READING PASSAGE ->
::::

A.3.66 The Ad Note to Article VI:2 and 3 of the GATT 1994 — Pending final determination of the facts in any case of suspected dumping     back to top

A.3.66.1 US — Shrimp (Thailand) / US — Customs Bond Directive, paras. 221-223 and footnote 266
(WT/DS343/AB/R, WT/DS345/AB/R)

 

We find useful guidance for interpreting the terms of [the] phrase [“pending final determination of the facts in any case of suspected dumping”] in the Ad Note in the immediate context in which they appear. The Ad Note refers to “security for the payment of anti-dumping or countervailing duty”. In our view, this reference to the payment of a duty is key to ascertaining the temporal scope of the Ad Note because it reveals the nature of the obligation whose performance the security seeks to guarantee. The obligation that is intended to be secured under the Ad Note is the “payment of anti-dumping or countervailing duty”. In other words, the Ad Note recognizes the right of WTO Members to take reasonable security against the risk of non-payment of an anti-dumping or countervailing duty that is lawfully established. This risk might exist during the period of an original investigation, and a provisional measure in the form of a security may be taken in accordance with Article 7 of the Anti-Dumping Agreement to protect against this risk. In a retrospective duty assessment system, this risk might also exist after the antidumping duty order has been imposed, arising from the difference between the amount collected at the time of import entry and the final liability assessed in an assessment review. The Ad Note also suggests that the reasonable security envisaged by it fulfils the same function as the securities taken “in many other cases in customs administration”. As the United States points out, in most other cases in customs administration, security is required upon entry of merchandise when there is some uncertainty about the actual amount of liability that may be lawfully owed by the importer. Such a security is intended to provide a protection against the non-payment risk that might arise from the differences between the amount collected at the time of importation and the liability that may be finally determined. Accordingly, we are of the view that the term “final determination” in the Ad Note includes the determination that is made to assess the final liability for payment of anti-dumping duties under Article 9.3.1 in a retrospective duty assessment system. The “facts” are those that are necessary to be determined in order to assess properly the amount of final liability of the duty in accordance with the Anti-Dumping Agreement.

 

In the retrospective duty assessment system followed by the United States, the factual determination of the amounts of anti-dumping duties payable by the importers is not complete until an assessment review has been conducted. A factual determination of the amount of anti-dumping duties payable occurs even if an assessment review does not take place. If no interested party requests an assessment review, the USDOC will instruct United States Customs to assess anti-dumping duties and liquidate the import entries at the cash deposit rate required upon import entry. This cash deposit rate is determined for each exporter or producer individually investigated, and is established on the basis of its transactions over the period covered by the original investigation or the latest assessment review, as the case may be. Thus, even in the event that no assessment review has been requested, the final determination of the facts includes a determination regarding amounts of anti-dumping duties finally payable, as the USDOC has to instruct United States Customs to liquidate the import entries on the basis of the cash deposit rates.

::::

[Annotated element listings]

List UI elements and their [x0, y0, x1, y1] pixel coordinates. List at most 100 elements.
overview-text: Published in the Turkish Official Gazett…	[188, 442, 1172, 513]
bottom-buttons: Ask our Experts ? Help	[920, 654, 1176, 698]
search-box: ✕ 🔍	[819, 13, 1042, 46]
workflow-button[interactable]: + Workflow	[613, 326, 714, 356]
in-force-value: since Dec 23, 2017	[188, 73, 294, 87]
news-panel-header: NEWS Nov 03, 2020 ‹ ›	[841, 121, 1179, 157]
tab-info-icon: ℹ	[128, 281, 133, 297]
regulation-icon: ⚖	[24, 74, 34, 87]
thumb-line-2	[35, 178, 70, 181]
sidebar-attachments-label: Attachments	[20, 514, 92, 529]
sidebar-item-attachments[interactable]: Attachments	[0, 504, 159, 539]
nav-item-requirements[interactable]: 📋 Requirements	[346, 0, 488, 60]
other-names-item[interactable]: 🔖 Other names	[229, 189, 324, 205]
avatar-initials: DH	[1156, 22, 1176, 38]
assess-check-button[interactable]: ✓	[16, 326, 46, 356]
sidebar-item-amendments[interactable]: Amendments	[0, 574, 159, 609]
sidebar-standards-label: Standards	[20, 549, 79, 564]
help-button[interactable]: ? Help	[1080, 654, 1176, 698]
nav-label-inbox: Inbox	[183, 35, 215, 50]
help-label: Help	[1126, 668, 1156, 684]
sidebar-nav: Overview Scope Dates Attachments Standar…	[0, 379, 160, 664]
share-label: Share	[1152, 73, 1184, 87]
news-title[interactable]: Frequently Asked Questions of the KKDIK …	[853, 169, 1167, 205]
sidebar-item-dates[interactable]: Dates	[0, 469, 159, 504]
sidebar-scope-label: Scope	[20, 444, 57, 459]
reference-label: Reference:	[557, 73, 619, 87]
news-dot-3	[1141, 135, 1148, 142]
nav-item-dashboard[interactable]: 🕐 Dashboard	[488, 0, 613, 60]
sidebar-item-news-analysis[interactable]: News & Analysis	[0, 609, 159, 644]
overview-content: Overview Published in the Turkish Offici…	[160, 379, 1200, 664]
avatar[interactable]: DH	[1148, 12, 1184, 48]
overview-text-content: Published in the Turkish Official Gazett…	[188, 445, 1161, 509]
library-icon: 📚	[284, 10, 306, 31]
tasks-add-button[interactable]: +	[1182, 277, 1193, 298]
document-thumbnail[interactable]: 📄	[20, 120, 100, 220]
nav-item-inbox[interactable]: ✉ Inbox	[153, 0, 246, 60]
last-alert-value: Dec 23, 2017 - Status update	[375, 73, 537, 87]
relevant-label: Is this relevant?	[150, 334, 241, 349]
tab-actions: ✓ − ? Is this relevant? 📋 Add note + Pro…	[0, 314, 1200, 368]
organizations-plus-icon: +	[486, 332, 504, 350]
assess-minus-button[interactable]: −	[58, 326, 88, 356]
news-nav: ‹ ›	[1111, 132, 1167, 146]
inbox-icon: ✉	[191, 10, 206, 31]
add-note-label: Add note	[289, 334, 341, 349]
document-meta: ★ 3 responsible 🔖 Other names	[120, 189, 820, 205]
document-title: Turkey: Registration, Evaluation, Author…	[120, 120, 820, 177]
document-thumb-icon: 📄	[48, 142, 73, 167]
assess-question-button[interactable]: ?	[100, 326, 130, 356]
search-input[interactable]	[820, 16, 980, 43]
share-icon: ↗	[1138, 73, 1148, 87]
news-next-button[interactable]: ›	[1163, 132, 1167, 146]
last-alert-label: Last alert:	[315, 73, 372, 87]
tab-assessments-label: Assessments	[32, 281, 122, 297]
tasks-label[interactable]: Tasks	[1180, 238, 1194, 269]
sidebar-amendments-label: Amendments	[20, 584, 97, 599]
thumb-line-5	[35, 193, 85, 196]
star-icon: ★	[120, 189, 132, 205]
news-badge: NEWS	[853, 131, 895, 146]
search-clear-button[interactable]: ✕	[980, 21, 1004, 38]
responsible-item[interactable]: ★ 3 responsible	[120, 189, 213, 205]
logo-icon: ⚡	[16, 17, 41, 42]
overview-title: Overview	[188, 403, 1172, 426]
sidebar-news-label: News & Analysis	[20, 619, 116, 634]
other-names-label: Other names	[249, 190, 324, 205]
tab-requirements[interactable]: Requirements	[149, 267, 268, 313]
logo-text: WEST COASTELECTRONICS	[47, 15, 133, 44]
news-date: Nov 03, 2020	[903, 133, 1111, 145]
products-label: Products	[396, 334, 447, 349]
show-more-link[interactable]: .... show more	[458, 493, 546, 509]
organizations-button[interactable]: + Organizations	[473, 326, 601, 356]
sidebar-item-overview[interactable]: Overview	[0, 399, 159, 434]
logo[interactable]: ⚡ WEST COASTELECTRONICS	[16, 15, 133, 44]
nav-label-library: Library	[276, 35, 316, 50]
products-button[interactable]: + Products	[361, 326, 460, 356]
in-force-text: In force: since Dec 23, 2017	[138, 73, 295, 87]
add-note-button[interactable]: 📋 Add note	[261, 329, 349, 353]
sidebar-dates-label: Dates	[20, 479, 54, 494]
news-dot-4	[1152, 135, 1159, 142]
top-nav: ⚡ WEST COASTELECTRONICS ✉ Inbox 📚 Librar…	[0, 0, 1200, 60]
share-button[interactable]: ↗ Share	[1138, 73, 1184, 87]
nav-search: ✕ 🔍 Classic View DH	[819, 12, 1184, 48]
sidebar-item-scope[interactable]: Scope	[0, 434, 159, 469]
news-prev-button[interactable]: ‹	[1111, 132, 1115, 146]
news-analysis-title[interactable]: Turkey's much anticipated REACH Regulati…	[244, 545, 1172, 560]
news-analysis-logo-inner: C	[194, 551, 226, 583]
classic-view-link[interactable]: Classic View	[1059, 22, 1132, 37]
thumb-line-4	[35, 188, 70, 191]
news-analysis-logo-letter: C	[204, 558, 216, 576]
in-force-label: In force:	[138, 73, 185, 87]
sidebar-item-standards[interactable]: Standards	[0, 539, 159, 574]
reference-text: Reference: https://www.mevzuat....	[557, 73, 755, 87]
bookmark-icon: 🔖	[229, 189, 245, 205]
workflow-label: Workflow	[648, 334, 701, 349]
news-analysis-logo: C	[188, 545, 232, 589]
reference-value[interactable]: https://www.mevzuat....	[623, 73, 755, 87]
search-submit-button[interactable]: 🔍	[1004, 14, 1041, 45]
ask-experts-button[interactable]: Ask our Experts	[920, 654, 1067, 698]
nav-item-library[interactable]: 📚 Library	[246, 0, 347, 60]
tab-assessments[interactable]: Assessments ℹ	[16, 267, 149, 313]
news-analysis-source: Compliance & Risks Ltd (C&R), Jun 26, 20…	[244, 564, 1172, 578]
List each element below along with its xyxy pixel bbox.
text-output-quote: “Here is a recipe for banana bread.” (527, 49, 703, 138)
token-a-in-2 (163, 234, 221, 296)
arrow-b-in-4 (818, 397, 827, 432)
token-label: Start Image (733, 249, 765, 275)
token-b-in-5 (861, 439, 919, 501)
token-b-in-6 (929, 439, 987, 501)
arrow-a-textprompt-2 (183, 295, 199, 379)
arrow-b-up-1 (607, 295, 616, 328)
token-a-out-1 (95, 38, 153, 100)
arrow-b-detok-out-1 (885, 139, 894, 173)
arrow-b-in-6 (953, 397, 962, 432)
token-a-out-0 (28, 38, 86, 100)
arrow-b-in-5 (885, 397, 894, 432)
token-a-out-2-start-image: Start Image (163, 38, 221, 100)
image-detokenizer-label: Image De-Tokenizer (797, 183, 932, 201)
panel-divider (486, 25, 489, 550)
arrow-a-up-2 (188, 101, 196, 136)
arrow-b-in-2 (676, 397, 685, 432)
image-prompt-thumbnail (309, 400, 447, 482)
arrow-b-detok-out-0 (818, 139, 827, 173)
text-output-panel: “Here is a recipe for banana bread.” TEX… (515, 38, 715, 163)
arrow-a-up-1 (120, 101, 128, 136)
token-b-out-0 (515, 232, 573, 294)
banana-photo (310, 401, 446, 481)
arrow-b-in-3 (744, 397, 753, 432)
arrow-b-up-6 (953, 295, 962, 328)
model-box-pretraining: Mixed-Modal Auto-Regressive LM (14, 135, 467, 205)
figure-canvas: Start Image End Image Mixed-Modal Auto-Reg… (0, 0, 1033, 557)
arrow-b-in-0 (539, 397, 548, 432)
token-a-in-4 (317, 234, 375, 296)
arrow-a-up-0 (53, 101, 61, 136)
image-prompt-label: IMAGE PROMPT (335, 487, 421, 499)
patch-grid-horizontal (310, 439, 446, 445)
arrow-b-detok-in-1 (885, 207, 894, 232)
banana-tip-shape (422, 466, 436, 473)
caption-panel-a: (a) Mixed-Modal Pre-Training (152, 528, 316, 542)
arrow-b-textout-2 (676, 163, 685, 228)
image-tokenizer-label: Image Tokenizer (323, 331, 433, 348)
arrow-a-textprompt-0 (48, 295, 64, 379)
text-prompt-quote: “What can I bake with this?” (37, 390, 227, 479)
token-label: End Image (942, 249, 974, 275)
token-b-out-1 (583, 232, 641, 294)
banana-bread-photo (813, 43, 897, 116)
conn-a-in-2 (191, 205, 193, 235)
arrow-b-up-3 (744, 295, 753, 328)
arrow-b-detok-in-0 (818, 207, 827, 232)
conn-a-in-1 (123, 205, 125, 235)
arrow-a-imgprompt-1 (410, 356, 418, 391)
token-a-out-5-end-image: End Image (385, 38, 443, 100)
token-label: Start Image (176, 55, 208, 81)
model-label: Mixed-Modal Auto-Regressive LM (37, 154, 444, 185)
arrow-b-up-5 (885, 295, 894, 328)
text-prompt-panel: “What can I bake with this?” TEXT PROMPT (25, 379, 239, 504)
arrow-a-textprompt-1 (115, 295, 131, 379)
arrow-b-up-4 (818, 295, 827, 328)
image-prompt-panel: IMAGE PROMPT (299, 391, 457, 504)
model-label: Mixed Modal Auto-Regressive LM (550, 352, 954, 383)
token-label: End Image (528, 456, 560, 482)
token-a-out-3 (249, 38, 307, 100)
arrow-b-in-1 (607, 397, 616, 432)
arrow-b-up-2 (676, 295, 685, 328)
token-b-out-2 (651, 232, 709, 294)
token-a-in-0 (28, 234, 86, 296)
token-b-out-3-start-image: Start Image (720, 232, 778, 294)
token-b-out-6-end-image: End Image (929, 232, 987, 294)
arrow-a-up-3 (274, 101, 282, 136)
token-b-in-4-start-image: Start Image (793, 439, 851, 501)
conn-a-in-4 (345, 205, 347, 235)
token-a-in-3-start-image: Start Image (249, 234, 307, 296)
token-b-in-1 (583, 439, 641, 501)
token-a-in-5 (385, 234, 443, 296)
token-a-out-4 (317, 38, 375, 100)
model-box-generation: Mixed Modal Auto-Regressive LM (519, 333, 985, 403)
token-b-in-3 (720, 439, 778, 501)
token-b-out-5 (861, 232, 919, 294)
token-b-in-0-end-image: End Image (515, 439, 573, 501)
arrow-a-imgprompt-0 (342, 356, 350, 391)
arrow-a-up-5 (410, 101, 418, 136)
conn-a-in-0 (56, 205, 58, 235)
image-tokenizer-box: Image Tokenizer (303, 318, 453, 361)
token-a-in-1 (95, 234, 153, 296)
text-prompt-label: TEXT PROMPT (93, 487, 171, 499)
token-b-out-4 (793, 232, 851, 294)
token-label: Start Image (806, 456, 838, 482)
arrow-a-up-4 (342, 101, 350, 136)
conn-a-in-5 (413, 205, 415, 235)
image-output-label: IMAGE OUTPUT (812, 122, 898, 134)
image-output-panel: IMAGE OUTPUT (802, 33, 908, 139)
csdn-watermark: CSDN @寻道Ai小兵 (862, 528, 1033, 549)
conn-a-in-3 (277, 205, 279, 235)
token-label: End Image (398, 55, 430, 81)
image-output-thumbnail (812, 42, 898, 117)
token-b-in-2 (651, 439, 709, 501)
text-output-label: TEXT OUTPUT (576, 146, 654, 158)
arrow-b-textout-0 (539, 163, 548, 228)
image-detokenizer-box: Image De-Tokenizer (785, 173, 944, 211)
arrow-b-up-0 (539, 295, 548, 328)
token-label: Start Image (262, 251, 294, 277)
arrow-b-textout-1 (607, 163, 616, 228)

::::

REQUIREMENTS ->
A – Using the Ad Note excerpt, decide whether each statement agrees with it. Answer yes or no for each, and quote the words of the excerpt that decide it.
(i) The Ad Note mentions security for the payment of anti-dumping or countervailing duty.
(ii) Under the United States system, no factual determination of the anti-dumping duties payable happens unless an assessment review takes place.
(iii) The cash deposit rate is a single rate set for all exporters and producers together.
B – Return word for word the part of the Ad Note excerpt starting at "A.3.66 The Ad" and ending at "(WT/DS343/AB/R, WT/DS345/AB/R)".

OUTPUTS IN ORDER ->
A –
(i) Yes: "The Ad Note refers to “security for the payment of anti-dumping or countervailing duty”."
(ii) No: "A factual determination of the amount of anti-dumping duties payable occurs even if an assessment review does not take place."
(iii) No: "This cash deposit rate is determined for each exporter or producer individually investigated"

B –
A.3.66 The Ad Note to Article VI:2 and 3 of the GATT 1994 — Pending final determination of the facts in any case of suspected dumping     back to top

A.3.66.1 US — Shrimp (Thailand) / US — Customs Bond Directive, paras. 221-223 and footnote 266
(WT/DS343/AB/R, WT/DS345/AB/R)